Instructions for the task>
Extract each line where the string "efficiency" shows up.

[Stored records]
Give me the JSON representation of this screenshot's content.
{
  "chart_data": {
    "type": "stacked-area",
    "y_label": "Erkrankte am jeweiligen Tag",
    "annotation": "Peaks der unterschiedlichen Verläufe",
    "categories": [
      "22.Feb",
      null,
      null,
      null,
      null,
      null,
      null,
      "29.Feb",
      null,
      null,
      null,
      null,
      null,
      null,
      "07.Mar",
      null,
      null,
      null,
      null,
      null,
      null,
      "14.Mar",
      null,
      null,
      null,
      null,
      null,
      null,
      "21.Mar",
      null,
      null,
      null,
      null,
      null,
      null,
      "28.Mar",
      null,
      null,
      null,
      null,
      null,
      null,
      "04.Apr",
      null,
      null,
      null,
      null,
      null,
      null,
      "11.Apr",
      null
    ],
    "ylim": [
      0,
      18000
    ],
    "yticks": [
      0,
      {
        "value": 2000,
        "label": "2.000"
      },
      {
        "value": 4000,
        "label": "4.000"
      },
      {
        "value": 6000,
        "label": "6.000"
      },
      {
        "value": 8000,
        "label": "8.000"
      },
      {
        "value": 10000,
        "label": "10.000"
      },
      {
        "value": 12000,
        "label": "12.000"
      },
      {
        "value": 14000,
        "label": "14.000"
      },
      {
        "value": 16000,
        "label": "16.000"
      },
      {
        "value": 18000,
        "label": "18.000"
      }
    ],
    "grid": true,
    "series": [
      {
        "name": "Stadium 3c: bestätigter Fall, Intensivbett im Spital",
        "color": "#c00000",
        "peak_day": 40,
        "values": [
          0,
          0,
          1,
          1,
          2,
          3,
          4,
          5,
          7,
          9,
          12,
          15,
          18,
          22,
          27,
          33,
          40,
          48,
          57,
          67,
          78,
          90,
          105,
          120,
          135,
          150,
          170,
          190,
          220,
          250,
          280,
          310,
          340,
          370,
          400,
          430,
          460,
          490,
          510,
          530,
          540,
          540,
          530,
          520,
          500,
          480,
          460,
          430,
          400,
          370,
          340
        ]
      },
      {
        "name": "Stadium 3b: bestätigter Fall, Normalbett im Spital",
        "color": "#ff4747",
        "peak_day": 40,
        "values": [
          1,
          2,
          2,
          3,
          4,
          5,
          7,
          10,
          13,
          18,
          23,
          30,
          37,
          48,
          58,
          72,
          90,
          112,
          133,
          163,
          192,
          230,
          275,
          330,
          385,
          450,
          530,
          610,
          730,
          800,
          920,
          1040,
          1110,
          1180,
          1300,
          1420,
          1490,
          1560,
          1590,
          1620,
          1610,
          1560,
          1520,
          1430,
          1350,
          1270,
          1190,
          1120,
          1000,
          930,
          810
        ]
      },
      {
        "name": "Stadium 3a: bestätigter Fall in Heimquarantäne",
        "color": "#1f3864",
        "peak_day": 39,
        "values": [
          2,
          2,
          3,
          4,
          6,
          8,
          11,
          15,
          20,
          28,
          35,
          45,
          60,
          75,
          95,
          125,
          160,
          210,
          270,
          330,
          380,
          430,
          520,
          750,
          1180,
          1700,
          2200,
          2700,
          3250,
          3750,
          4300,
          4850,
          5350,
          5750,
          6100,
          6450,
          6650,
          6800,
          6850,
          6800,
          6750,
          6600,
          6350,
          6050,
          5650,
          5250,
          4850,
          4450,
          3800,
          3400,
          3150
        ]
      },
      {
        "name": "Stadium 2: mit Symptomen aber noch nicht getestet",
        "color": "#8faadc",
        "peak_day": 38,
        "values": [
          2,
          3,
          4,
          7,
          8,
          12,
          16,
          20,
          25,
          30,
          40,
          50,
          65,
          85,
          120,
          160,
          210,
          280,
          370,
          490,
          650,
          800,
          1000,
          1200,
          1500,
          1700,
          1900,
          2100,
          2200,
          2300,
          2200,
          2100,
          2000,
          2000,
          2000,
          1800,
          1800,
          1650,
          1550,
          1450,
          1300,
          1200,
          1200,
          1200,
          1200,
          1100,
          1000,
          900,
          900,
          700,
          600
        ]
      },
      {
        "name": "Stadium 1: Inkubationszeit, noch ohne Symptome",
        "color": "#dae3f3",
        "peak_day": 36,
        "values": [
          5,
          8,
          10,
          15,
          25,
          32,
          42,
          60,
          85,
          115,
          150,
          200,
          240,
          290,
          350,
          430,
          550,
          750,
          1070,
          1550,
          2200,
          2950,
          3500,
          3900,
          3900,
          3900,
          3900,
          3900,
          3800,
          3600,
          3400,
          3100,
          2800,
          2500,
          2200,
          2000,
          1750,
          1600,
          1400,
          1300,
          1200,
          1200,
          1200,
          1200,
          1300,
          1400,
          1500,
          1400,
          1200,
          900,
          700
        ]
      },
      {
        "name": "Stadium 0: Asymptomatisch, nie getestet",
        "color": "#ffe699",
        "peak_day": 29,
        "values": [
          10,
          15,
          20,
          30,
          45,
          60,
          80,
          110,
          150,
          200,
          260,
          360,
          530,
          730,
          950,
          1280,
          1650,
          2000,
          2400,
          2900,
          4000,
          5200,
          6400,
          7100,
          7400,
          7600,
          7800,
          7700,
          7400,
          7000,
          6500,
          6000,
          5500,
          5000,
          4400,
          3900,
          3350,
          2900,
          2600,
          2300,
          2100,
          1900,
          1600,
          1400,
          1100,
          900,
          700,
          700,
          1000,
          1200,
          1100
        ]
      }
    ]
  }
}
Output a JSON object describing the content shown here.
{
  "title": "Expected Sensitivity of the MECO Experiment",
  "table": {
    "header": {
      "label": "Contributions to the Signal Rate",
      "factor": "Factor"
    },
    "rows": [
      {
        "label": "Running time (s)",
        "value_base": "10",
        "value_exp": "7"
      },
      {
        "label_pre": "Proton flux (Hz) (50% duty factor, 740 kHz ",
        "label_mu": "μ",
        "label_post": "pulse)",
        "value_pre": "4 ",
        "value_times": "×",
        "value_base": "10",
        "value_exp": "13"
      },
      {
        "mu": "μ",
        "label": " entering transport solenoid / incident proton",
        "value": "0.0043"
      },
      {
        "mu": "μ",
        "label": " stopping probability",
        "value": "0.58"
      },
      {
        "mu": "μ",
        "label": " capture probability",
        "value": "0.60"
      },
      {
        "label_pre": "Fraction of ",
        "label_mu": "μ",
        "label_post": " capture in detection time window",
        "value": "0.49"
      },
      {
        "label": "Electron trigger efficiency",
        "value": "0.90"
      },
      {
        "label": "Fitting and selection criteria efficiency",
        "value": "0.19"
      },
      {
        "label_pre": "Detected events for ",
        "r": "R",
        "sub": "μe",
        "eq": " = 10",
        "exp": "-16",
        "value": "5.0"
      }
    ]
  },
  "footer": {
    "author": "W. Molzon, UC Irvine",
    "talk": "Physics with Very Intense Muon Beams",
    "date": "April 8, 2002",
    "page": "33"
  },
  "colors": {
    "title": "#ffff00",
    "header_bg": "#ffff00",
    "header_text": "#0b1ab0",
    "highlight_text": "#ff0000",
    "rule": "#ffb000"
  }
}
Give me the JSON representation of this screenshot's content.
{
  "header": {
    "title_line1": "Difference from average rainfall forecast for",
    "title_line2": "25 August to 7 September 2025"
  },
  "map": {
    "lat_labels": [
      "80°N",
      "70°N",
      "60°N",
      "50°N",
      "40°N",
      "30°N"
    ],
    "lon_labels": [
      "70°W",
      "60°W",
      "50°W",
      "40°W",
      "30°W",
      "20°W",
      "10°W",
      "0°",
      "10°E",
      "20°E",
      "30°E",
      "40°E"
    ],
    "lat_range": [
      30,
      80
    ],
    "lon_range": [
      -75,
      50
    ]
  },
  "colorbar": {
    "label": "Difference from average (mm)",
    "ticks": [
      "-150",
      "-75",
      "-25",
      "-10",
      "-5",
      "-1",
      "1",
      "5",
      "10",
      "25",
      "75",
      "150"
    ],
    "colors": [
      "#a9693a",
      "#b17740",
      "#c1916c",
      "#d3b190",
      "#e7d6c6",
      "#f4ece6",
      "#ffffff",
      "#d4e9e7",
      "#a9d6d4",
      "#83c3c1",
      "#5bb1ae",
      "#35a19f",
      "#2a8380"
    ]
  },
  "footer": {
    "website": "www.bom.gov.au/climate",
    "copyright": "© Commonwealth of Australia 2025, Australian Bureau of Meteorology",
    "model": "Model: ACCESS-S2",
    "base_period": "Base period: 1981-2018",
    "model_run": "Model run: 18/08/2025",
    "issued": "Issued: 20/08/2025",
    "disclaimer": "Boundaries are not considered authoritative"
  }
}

Finished task>
        "label": "Electron trigger efficiency",
        "label": "Fitting and selection criteria efficiency",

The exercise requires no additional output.